> _Kutipan Pilihan_:
- - - - - - -
Ubah Kulit Sapi Jadi Produk Kerajinan Bernilai Cuan Tinggi, Ini Kisah di Balik Kesuksesan Tio Handicraft Tembus Pasar Internasional
Dengan teknik ecoprint dan lukis bakar, produk Tas Kulit Tio Handicraft memiliki keunikan tersendiri yang menarik pasar dalam dan luar negeri.

Pada 2016, Eka Dewi (50) memulai usahanya dengan bahan alami seperti eceng gondok dan tali rami. Berkat dorongan dari sang suami yang berkecimpung di industri kulit, ia pun mulai mengolah kulit yang lebih awet dan kaya karakter.
Keunikan Tio Handicraft terletak pada teknik ecoprint dengan pewarna alami serta lukis bakar menggunakan solder panas. Meski menghadapi persaingan dari produk kulit berkualitas rendah, Eka tetap mengutamakan kualitas dan menargetkan pasar yang menghargai keunikan karyanya.
- - - - - - -
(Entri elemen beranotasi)
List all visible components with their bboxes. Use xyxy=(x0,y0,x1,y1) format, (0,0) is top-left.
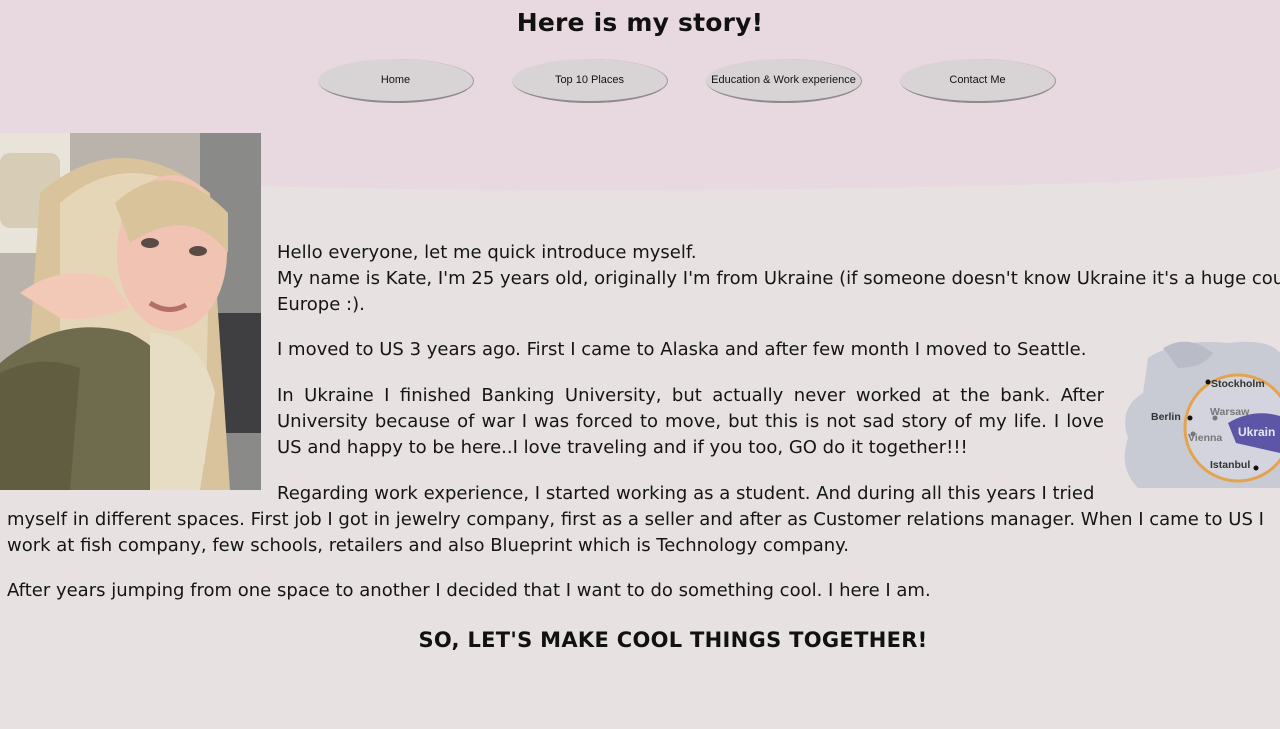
work-line-1: Regarding work experience, I started wor… xyxy=(277,483,1095,504)
ukraine-paragraph: In Ukraine I finished Banking University… xyxy=(277,385,1104,458)
map-label-vienna: Vienna xyxy=(1188,432,1222,444)
europe-map-image: Stockholm Berlin Warsaw Vienna Ukrain Is… xyxy=(1118,338,1280,488)
after-paragraph: After years jumping from one space to an… xyxy=(7,580,931,601)
work-line-3: work at fish company, few schools, retai… xyxy=(7,535,849,556)
map-label-istanbul: Istanbul xyxy=(1210,459,1250,471)
map-label-ukraine: Ukrain xyxy=(1238,425,1275,439)
map-label-berlin: Berlin xyxy=(1151,411,1181,423)
map-label-warsaw: Warsaw xyxy=(1210,406,1250,418)
call-to-action: SO, LET'S MAKE COOL THINGS TOGETHER! xyxy=(418,628,928,652)
intro-line-2: My name is Kate, I'm 25 years old, origi… xyxy=(277,268,1280,289)
work-line-2: myself in different spaces. First job I … xyxy=(7,509,1264,530)
intro-line-3: Europe :). xyxy=(277,294,365,315)
intro-line-1: Hello everyone, let me quick introduce m… xyxy=(277,242,697,263)
story-content: Hello everyone, let me quick introduce m… xyxy=(0,0,1280,729)
moved-paragraph: I moved to US 3 years ago. First I came … xyxy=(277,339,1087,360)
map-label-stockholm: Stockholm xyxy=(1211,378,1265,390)
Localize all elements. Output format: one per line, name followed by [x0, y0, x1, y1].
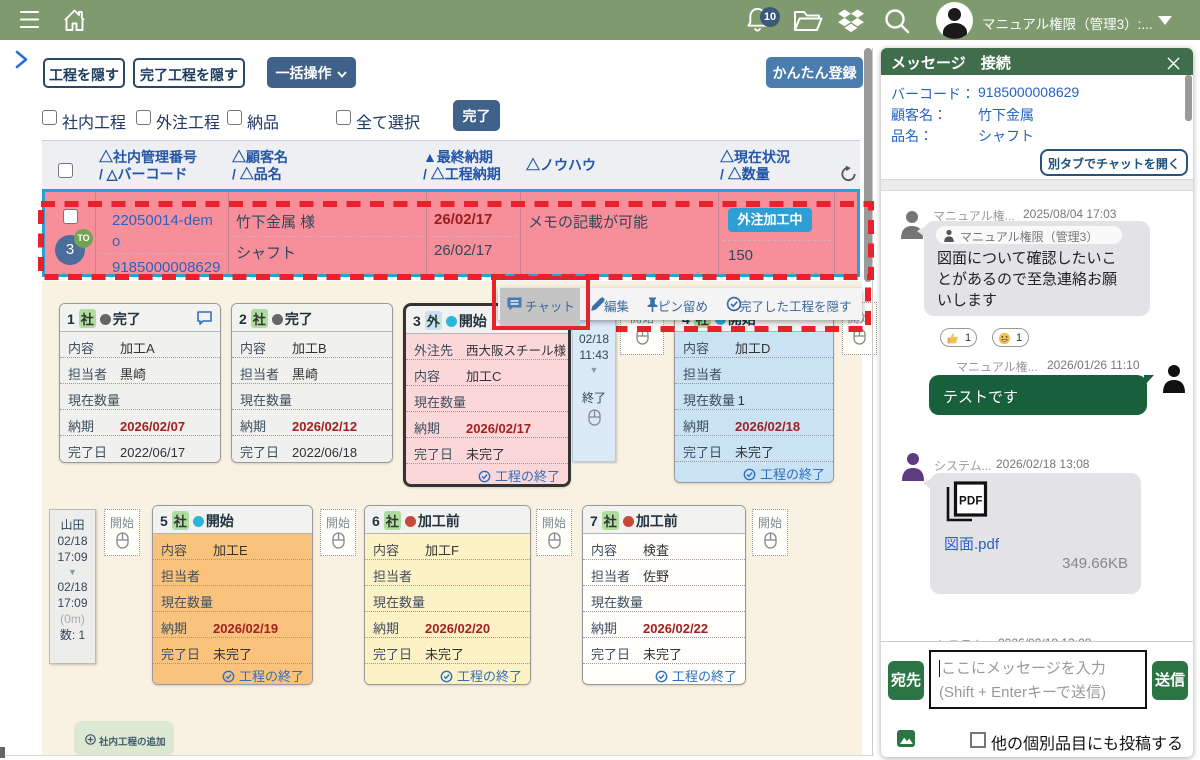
svg-text:PDF: PDF	[959, 496, 983, 508]
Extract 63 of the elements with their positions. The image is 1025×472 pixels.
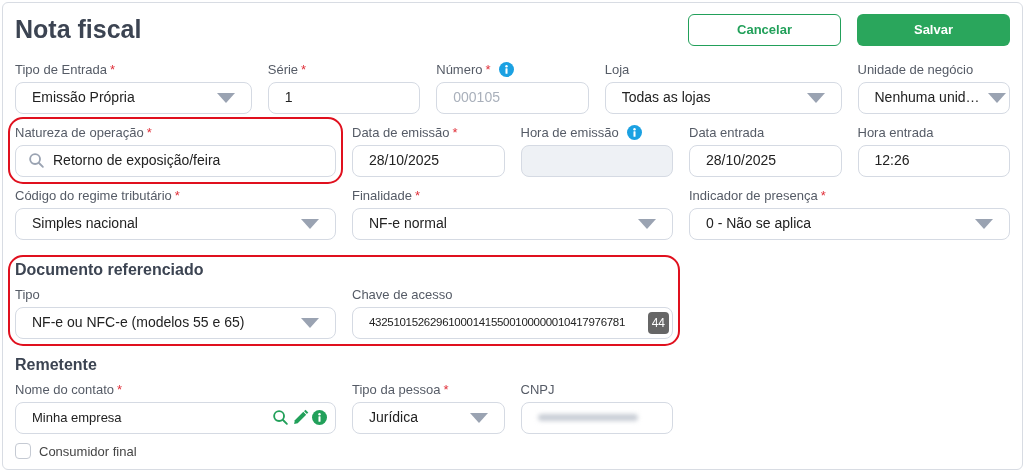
input-field[interactable]: [520, 401, 673, 434]
field-label: Indicador de presença: [689, 186, 818, 205]
required-marker: *: [820, 186, 826, 205]
field-label: Tipo de Entrada: [15, 60, 108, 79]
field-label: Natureza de operação: [15, 123, 144, 142]
required-marker: *: [146, 123, 152, 142]
required-marker: *: [301, 60, 307, 79]
search-field[interactable]: Retorno de exposição/feira: [15, 144, 336, 177]
field-label: Série: [267, 60, 299, 79]
input-field[interactable]: 28/10/2025: [352, 144, 505, 177]
required-marker: *: [174, 186, 180, 205]
required-marker: *: [443, 380, 449, 399]
page-title: Nota fiscal: [15, 14, 142, 45]
input-field[interactable]: 28/10/2025: [689, 144, 842, 177]
search-icon[interactable]: [272, 409, 289, 426]
field-label: Data entrada: [689, 123, 765, 142]
checkbox[interactable]: [15, 443, 31, 460]
required-marker: *: [415, 186, 421, 205]
caret-icon: [806, 92, 825, 103]
pencil-icon[interactable]: [292, 409, 309, 426]
field-label: Nome do contato: [15, 380, 114, 399]
caret-icon: [216, 92, 235, 103]
input-field[interactable]: 1: [267, 81, 421, 114]
field-label: Unidade de negócio: [857, 60, 974, 79]
caret-icon: [301, 317, 319, 328]
field-label: Hora de emissão: [520, 123, 619, 142]
field-label: Chave de acesso: [352, 285, 453, 304]
field-label: Finalidade: [352, 186, 412, 205]
contact-field[interactable]: Minha empresa: [15, 401, 336, 434]
required-marker: *: [452, 123, 458, 142]
field-label: Número: [436, 60, 483, 79]
select-field[interactable]: Todas as lojas: [604, 81, 842, 114]
search-icon[interactable]: [28, 152, 45, 169]
caret-icon: [301, 218, 319, 229]
select-field[interactable]: Simples nacional: [15, 207, 336, 240]
field-label: Data de emissão: [352, 123, 450, 142]
checkbox-label: Consumidor final: [39, 442, 137, 461]
caret-icon: [975, 218, 993, 229]
select-field[interactable]: Nenhuma unid…: [857, 81, 1010, 114]
input-field[interactable]: 12:26: [857, 144, 1010, 177]
select-field[interactable]: Emissão Própria: [15, 81, 252, 114]
caret-icon: [469, 412, 488, 423]
field-label: Código do regime tributário: [15, 186, 172, 205]
input-field[interactable]: 432510152629610001415500100000010417976781 44: [352, 306, 673, 339]
info-icon[interactable]: [312, 410, 327, 425]
select-field[interactable]: 0 - Não se aplica: [689, 207, 1010, 240]
field-label: Tipo: [15, 285, 40, 304]
required-marker: *: [110, 60, 116, 79]
required-marker: *: [117, 380, 123, 399]
field-label: Tipo da pessoa: [352, 380, 441, 399]
section-title: Documento referenciado: [15, 259, 205, 280]
caret-icon: [987, 92, 1006, 103]
select-field[interactable]: NF-e ou NFC-e (modelos 55 e 65): [15, 306, 336, 339]
info-icon[interactable]: [498, 62, 514, 77]
select-field[interactable]: Jurídica: [352, 401, 505, 434]
select-field[interactable]: NF-e normal: [352, 207, 673, 240]
character-count: 44: [647, 311, 669, 334]
field-label: Hora entrada: [857, 123, 934, 142]
field-label: CNPJ: [520, 380, 555, 399]
required-marker: *: [485, 60, 491, 79]
field-label: Loja: [604, 60, 630, 79]
section-title: Remetente: [15, 354, 98, 375]
caret-icon: [638, 218, 656, 229]
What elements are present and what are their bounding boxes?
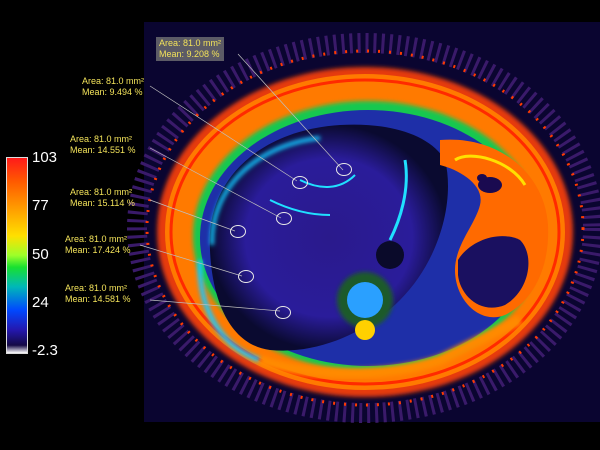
measurement-1-mean: Mean: 9.208 % bbox=[159, 49, 220, 59]
measurement-2-mean: Mean: 9.494 % bbox=[82, 87, 143, 97]
colorbar-max-label: 103 bbox=[32, 149, 58, 166]
bowel-loop-small bbox=[477, 174, 487, 182]
measurement-2: Area: 81.0 mm² Mean: 9.494 % bbox=[82, 76, 144, 98]
colorbar-tick-77: 77 bbox=[32, 197, 49, 214]
measurement-3-mean: Mean: 14.551 % bbox=[70, 145, 136, 155]
mri-slice-graphic bbox=[127, 22, 600, 423]
measurement-6-mean: Mean: 14.581 % bbox=[65, 294, 131, 304]
roi-2[interactable] bbox=[292, 176, 308, 189]
roi-1[interactable] bbox=[336, 163, 352, 176]
colorbar-tick-50: 50 bbox=[32, 246, 49, 263]
aorta bbox=[376, 241, 404, 269]
roi-4[interactable] bbox=[230, 225, 246, 238]
roi-6[interactable] bbox=[275, 306, 291, 319]
measurement-1-area: Area: 81.0 mm² bbox=[159, 38, 222, 48]
measurement-2-area: Area: 81.0 mm² bbox=[82, 76, 145, 86]
measurement-6: Area: 81.0 mm² Mean: 14.581 % bbox=[65, 283, 131, 305]
measurement-3-area: Area: 81.0 mm² bbox=[70, 134, 133, 144]
roi-5[interactable] bbox=[238, 270, 254, 283]
measurement-5-area: Area: 81.0 mm² bbox=[65, 234, 128, 244]
measurement-4: Area: 81.0 mm² Mean: 15.114 % bbox=[70, 187, 135, 209]
mri-scan-image bbox=[0, 0, 600, 450]
colorbar-min-label: -2.3 bbox=[32, 342, 58, 359]
measurement-3: Area: 81.0 mm² Mean: 14.551 % bbox=[70, 134, 136, 156]
color-scale-bar bbox=[6, 157, 28, 354]
measurement-6-area: Area: 81.0 mm² bbox=[65, 283, 128, 293]
spine-core bbox=[347, 282, 383, 318]
measurement-5-mean: Mean: 17.424 % bbox=[65, 245, 131, 255]
roi-3[interactable] bbox=[276, 212, 292, 225]
measurement-5: Area: 81.0 mm² Mean: 17.424 % bbox=[65, 234, 131, 256]
measurement-1: Area: 81.0 mm² Mean: 9.208 % bbox=[156, 37, 225, 61]
measurement-4-area: Area: 81.0 mm² bbox=[70, 187, 133, 197]
colorbar-tick-24: 24 bbox=[32, 294, 49, 311]
measurement-4-mean: Mean: 15.114 % bbox=[70, 198, 135, 208]
spinal-canal bbox=[355, 320, 375, 340]
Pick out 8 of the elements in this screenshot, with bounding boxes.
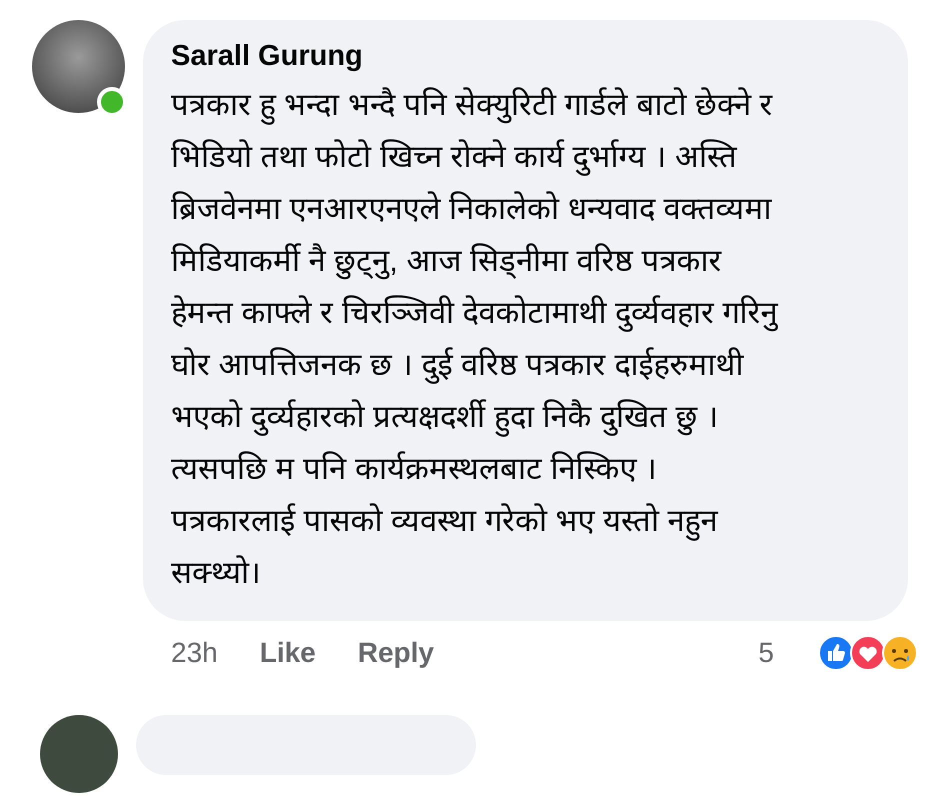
sad-face-icon (882, 635, 918, 671)
comment-time[interactable]: 23h (171, 637, 218, 669)
like-link[interactable]: Like (260, 637, 316, 669)
author-name[interactable]: Sarall Gurung (171, 40, 882, 73)
reaction-count[interactable]: 5 (758, 637, 774, 669)
thumbs-up-icon (818, 635, 854, 671)
comment-text: पत्रकार हु भन्दा भन्दै पनि सेक्युरिटी गार्डले बाटो छेक्ने र भिडियो तथा फोटो खिच्न रोक्ने कार्य दुर्भाग्य । अस्ति ब्रिजवेनमा एनआरएनएले निकालेको धन्यवाद वक्तव्यमा मिडियाकर्मी नै छुट्नु, आज सिड्नीमा वरिष्ठ पत्रकार हेमन्त काफ्ले र चिरञ्जिवी देवकोटामाथी दुर्व्यवहार गरिनु घोर आपत्तिजनक छ । दुई वरिष्ठ पत्रकार दाईहरुमाथी भएको दुर्व्यहारको प्रत्यक्षदर्शी हुदा निकै दुखित छु । त्यसपछि म पनि कार्यक्रमस्थलबाट निस्किए । पत्रकारलाई पासको व्यवस्था गरेको भए यस्तो नहुन सक्थ्यो। (171, 86, 780, 592)
reply-link[interactable]: Reply (358, 637, 434, 669)
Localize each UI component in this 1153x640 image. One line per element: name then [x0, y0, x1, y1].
- - - - - - -
> _Deskripsi Latihan_: Perbarui bagian kutipan tentang Tio Handicraft dari "Ubah Kulit Sapi" sampai "dan kaya karakter.", dengan "eceng gondok" diganti menjadi "daun pandan".

> _Jawaban Latihan_:
Ubah Kulit Sapi Jadi Produk Kerajinan Bernilai Cuan Tinggi, Ini Kisah di Balik Kesuksesan Tio Handicraft Tembus Pasar Internasional
Dengan teknik ecoprint dan lukis bakar, produk Tas Kulit Tio Handicraft memiliki keunikan tersendiri yang menarik pasar dalam dan luar negeri.

Pada 2016, Eka Dewi (50) memulai usahanya dengan bahan alami seperti daun pandan dan tali rami. Berkat dorongan dari sang suami yang berkecimpung di industri kulit, ia pun mulai mengolah kulit yang lebih awet dan kaya karakter.